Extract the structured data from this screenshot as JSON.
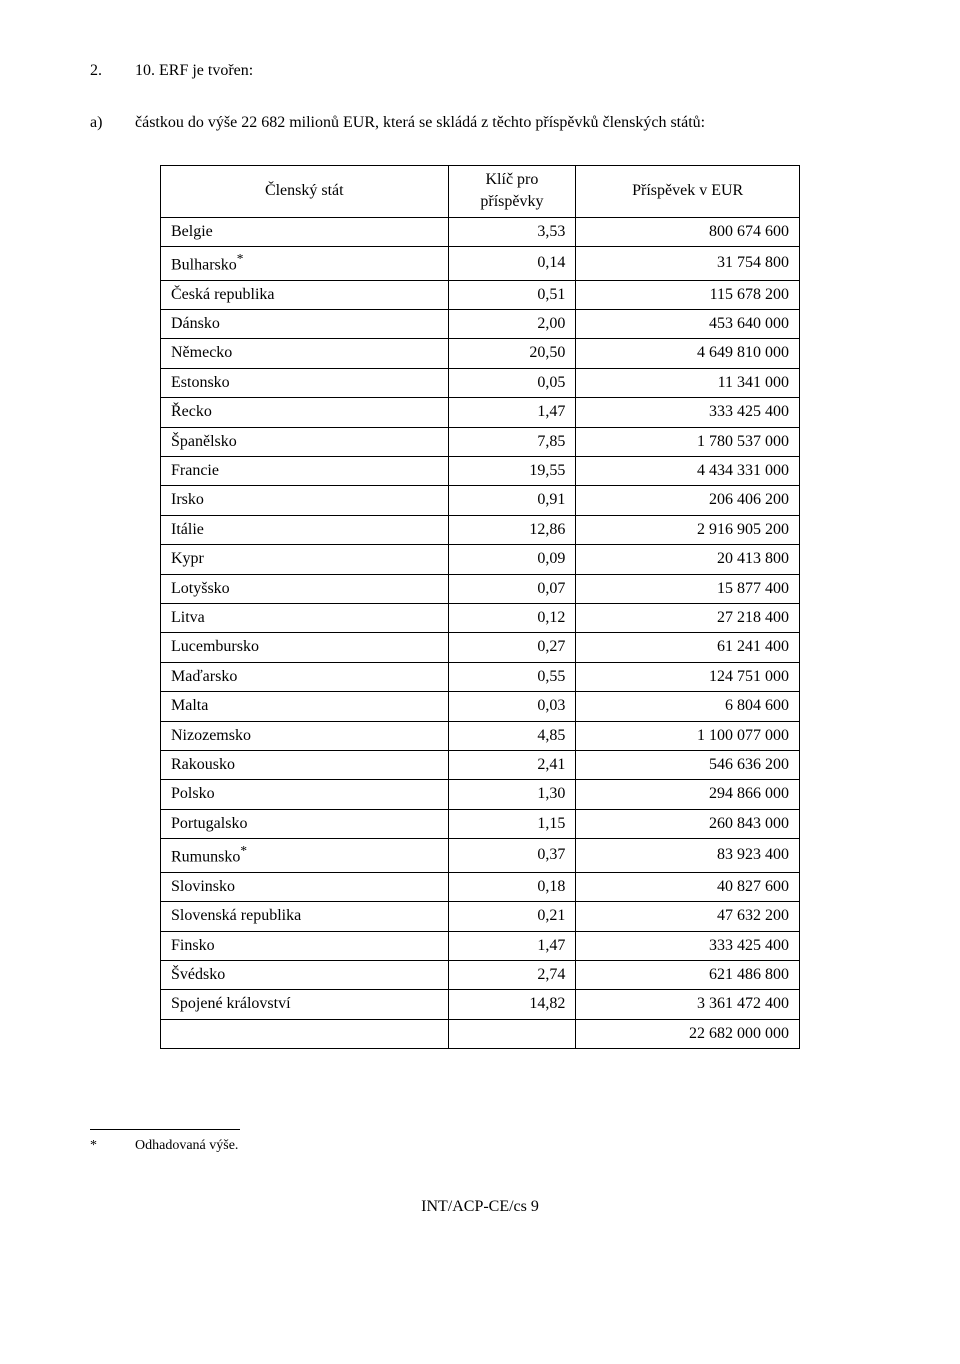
{
  "para1": {
    "number": "2.",
    "text": "10. ERF je tvořen:"
  },
  "para2": {
    "label": "a)",
    "text": "částkou do výše 22 682 milionů EUR, která se skládá z těchto příspěvků členských států:"
  },
  "table": {
    "headers": [
      "Členský stát",
      "Klíč pro příspěvky",
      "Příspěvek v EUR"
    ],
    "rows": [
      {
        "c": "Belgie",
        "k": "3,53",
        "v": "800 674 600"
      },
      {
        "c": "Bulharsko*",
        "k": "0,14",
        "v": "31 754 800"
      },
      {
        "c": "Česká republika",
        "k": "0,51",
        "v": "115 678 200"
      },
      {
        "c": "Dánsko",
        "k": "2,00",
        "v": "453 640 000"
      },
      {
        "c": "Německo",
        "k": "20,50",
        "v": "4 649 810 000"
      },
      {
        "c": "Estonsko",
        "k": "0,05",
        "v": "11 341 000"
      },
      {
        "c": "Řecko",
        "k": "1,47",
        "v": "333 425 400"
      },
      {
        "c": "Španělsko",
        "k": "7,85",
        "v": "1 780 537 000"
      },
      {
        "c": "Francie",
        "k": "19,55",
        "v": "4 434 331 000"
      },
      {
        "c": "Irsko",
        "k": "0,91",
        "v": "206 406 200"
      },
      {
        "c": "Itálie",
        "k": "12,86",
        "v": "2 916 905 200"
      },
      {
        "c": "Kypr",
        "k": "0,09",
        "v": "20 413 800"
      },
      {
        "c": "Lotyšsko",
        "k": "0,07",
        "v": "15 877 400"
      },
      {
        "c": "Litva",
        "k": "0,12",
        "v": "27 218 400"
      },
      {
        "c": "Lucembursko",
        "k": "0,27",
        "v": "61 241 400"
      },
      {
        "c": "Maďarsko",
        "k": "0,55",
        "v": "124 751 000"
      },
      {
        "c": "Malta",
        "k": "0,03",
        "v": "6 804 600"
      },
      {
        "c": "Nizozemsko",
        "k": "4,85",
        "v": "1 100 077 000"
      },
      {
        "c": "Rakousko",
        "k": "2,41",
        "v": "546 636 200"
      },
      {
        "c": "Polsko",
        "k": "1,30",
        "v": "294 866 000"
      },
      {
        "c": "Portugalsko",
        "k": "1,15",
        "v": "260 843 000"
      },
      {
        "c": "Rumunsko*",
        "k": "0,37",
        "v": "83 923 400"
      },
      {
        "c": "Slovinsko",
        "k": "0,18",
        "v": "40 827 600"
      },
      {
        "c": "Slovenská republika",
        "k": "0,21",
        "v": "47 632 200"
      },
      {
        "c": "Finsko",
        "k": "1,47",
        "v": "333 425 400"
      },
      {
        "c": "Švédsko",
        "k": "2,74",
        "v": "621 486 800"
      },
      {
        "c": "Spojené království",
        "k": "14,82",
        "v": "3 361 472 400"
      }
    ],
    "total": "22 682 000 000"
  },
  "footnote": {
    "mark": "*",
    "text": "Odhadovaná výše."
  },
  "footer": "INT/ACP-CE/cs 9"
}
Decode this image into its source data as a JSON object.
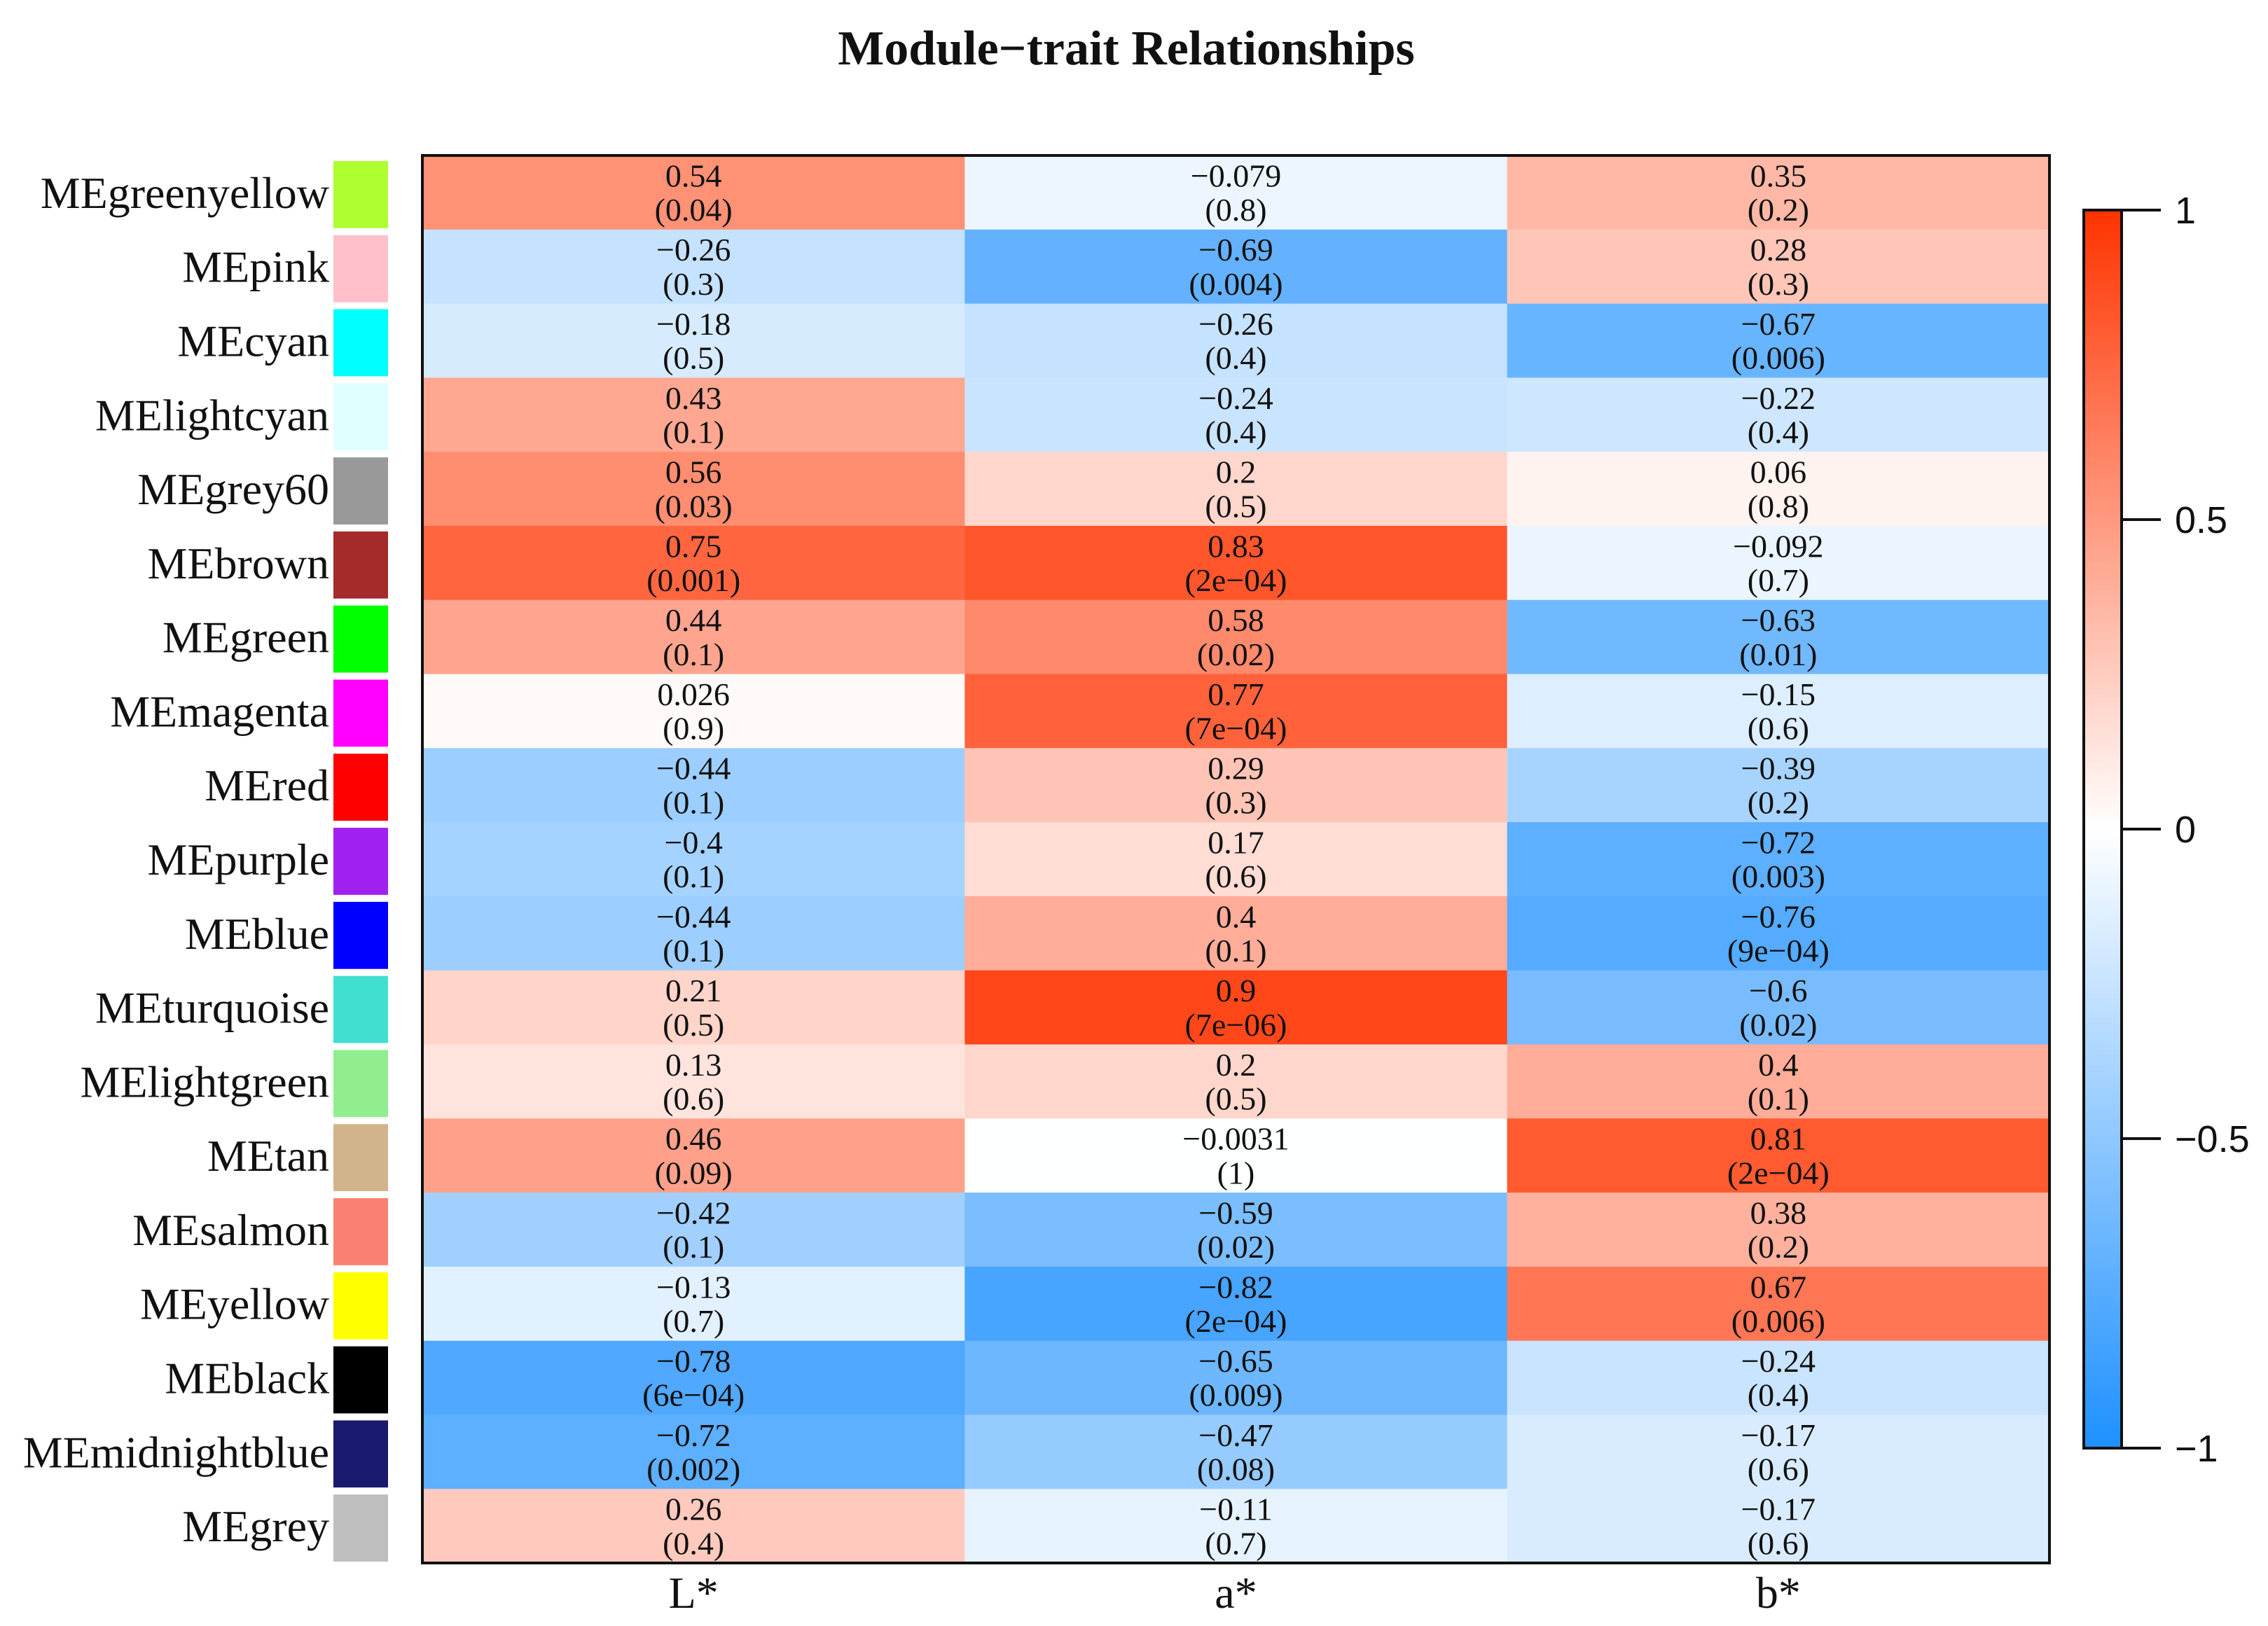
***
**Direction**
Would you return the data exactly as written, without the pictures?

**Solution to the problem**
Extract the structured data from this screenshot as JSON.
{
  "para1": {
    "number": "2.",
    "text": "10. ERF je tvořen:"
  },
  "para2": {
    "label": "a)",
    "text": "částkou do výše 22 682 milionů EUR, která se skládá z těchto příspěvků členských států:"
  },
  "table": {
    "headers": [
      "Členský stát",
      "Klíč pro příspěvky",
      "Příspěvek v EUR"
    ],
    "rows": [
      {
        "c": "Belgie",
        "k": "3,53",
        "v": "800 674 600"
      },
      {
        "c": "Bulharsko*",
        "k": "0,14",
        "v": "31 754 800"
      },
      {
        "c": "Česká republika",
        "k": "0,51",
        "v": "115 678 200"
      },
      {
        "c": "Dánsko",
        "k": "2,00",
        "v": "453 640 000"
      },
      {
        "c": "Německo",
        "k": "20,50",
        "v": "4 649 810 000"
      },
      {
        "c": "Estonsko",
        "k": "0,05",
        "v": "11 341 000"
      },
      {
        "c": "Řecko",
        "k": "1,47",
        "v": "333 425 400"
      },
      {
        "c": "Španělsko",
        "k": "7,85",
        "v": "1 780 537 000"
      },
      {
        "c": "Francie",
        "k": "19,55",
        "v": "4 434 331 000"
      },
      {
        "c": "Irsko",
        "k": "0,91",
        "v": "206 406 200"
      },
      {
        "c": "Itálie",
        "k": "12,86",
        "v": "2 916 905 200"
      },
      {
        "c": "Kypr",
        "k": "0,09",
        "v": "20 413 800"
      },
      {
        "c": "Lotyšsko",
        "k": "0,07",
        "v": "15 877 400"
      },
      {
        "c": "Litva",
        "k": "0,12",
        "v": "27 218 400"
      },
      {
        "c": "Lucembursko",
        "k": "0,27",
        "v": "61 241 400"
      },
      {
        "c": "Maďarsko",
        "k": "0,55",
        "v": "124 751 000"
      },
      {
        "c": "Malta",
        "k": "0,03",
        "v": "6 804 600"
      },
      {
        "c": "Nizozemsko",
        "k": "4,85",
        "v": "1 100 077 000"
      },
      {
        "c": "Rakousko",
        "k": "2,41",
        "v": "546 636 200"
      },
      {
        "c": "Polsko",
        "k": "1,30",
        "v": "294 866 000"
      },
      {
        "c": "Portugalsko",
        "k": "1,15",
        "v": "260 843 000"
      },
      {
        "c": "Rumunsko*",
        "k": "0,37",
        "v": "83 923 400"
      },
      {
        "c": "Slovinsko",
        "k": "0,18",
        "v": "40 827 600"
      },
      {
        "c": "Slovenská republika",
        "k": "0,21",
        "v": "47 632 200"
      },
      {
        "c": "Finsko",
        "k": "1,47",
        "v": "333 425 400"
      },
      {
        "c": "Švédsko",
        "k": "2,74",
        "v": "621 486 800"
      },
      {
        "c": "Spojené království",
        "k": "14,82",
        "v": "3 361 472 400"
      }
    ],
    "total": "22 682 000 000"
  },
  "footnote": {
    "mark": "*",
    "text": "Odhadovaná výše."
  },
  "footer": "INT/ACP-CE/cs 9"
}
Decode this image into its source data as a JSON object.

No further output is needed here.